WHAT YOU ARE ASKED TO DO ▸
Would you repeat the listing exactly but omit every picture?

══════

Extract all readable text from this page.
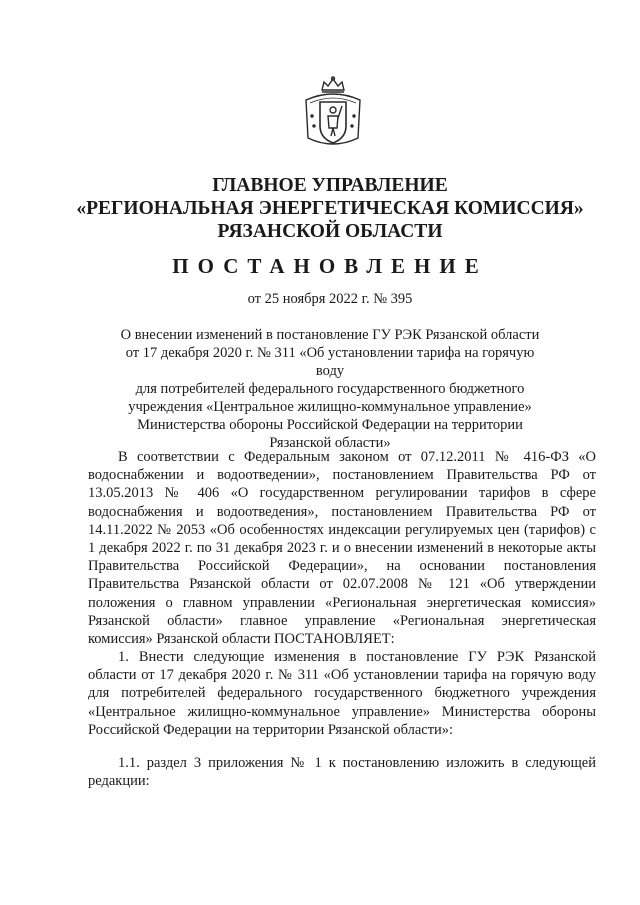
ГЛАВНОЕ УПРАВЛЕНИЕ
«РЕГИОНАЛЬНАЯ ЭНЕРГЕТИЧЕСКАЯ КОМИССИЯ»
РЯЗАНСКОЙ ОБЛАСТИ
ПОСТАНОВЛЕНИЕ
от 25 ноября 2022 г. № 395
О внесении изменений в постановление ГУ РЭК Рязанской области
от 17 декабря 2020 г. № 311 «Об установлении тарифа на горячую воду
для потребителей федерального государственного бюджетного
учреждения «Центральное жилищно-коммунальное управление»
Министерства обороны Российской Федерации на территории
Рязанской области»

В соответствии с Федеральным законом от 07.12.2011 № 416-ФЗ «О водоснабжении и водоотведении», постановлением Правительства РФ от 13.05.2013 № 406 «О государственном регулировании тарифов в сфере водоснабжения и водоотведения», постановлением Правительства РФ от 14.11.2022 № 2053 «Об особенностях индексации регулируемых цен (тарифов) с 1 декабря 2022 г. по 31 декабря 2023 г. и о внесении изменений в некоторые акты Правительства Российской Федерации», на основании постановления Правительства Рязанской области от 02.07.2008 № 121 «Об утверждении положения о главном управлении «Региональная энергетическая комиссия» Рязанской области» главное управление «Региональная энергетическая комиссия» Рязанской области ПОСТАНОВЛЯЕТ:

1. Внести следующие изменения в постановление ГУ РЭК Рязанской области от 17 декабря 2020 г. № 311 «Об установлении тарифа на горячую воду для потребителей федерального государственного бюджетного учреждения «Центральное жилищно-коммунальное управление» Министерства обороны Российской Федерации на территории Рязанской области»:

1.1. раздел 3 приложения № 1 к постановлению изложить в следующей редакции:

══════

THE ANSWER ▸
Extract all readable text from this page.
ГЛАВНОЕ УПРАВЛЕНИЕ
«РЕГИОНАЛЬНАЯ ЭНЕРГЕТИЧЕСКАЯ КОМИССИЯ»
РЯЗАНСКОЙ ОБЛАСТИ
ПОСТАНОВЛЕНИЕ
от 25 ноября 2022 г. № 395
О внесении изменений в постановление ГУ РЭК Рязанской области
от 17 декабря 2020 г. № 311 «Об установлении тарифа на горячую воду
для потребителей федерального государственного бюджетного
учреждения «Центральное жилищно-коммунальное управление»
Министерства обороны Российской Федерации на территории
Рязанской области»

В соответствии с Федеральным законом от 07.12.2011 № 416-ФЗ «О водоснабжении и водоотведении», постановлением Правительства РФ от 13.05.2013 № 406 «О государственном регулировании тарифов в сфере водоснабжения и водоотведения», постановлением Правительства РФ от 14.11.2022 № 2053 «Об особенностях индексации регулируемых цен (тарифов) с 1 декабря 2022 г. по 31 декабря 2023 г. и о внесении изменений в некоторые акты Правительства Российской Федерации», на основании постановления Правительства Рязанской области от 02.07.2008 № 121 «Об утверждении положения о главном управлении «Региональная энергетическая комиссия» Рязанской области» главное управление «Региональная энергетическая комиссия» Рязанской области ПОСТАНОВЛЯЕТ:

1. Внести следующие изменения в постановление ГУ РЭК Рязанской области от 17 декабря 2020 г. № 311 «Об установлении тарифа на горячую воду для потребителей федерального государственного бюджетного учреждения «Центральное жилищно-коммунальное управление» Министерства обороны Российской Федерации на территории Рязанской области»:

1.1. раздел 3 приложения № 1 к постановлению изложить в следующей редакции:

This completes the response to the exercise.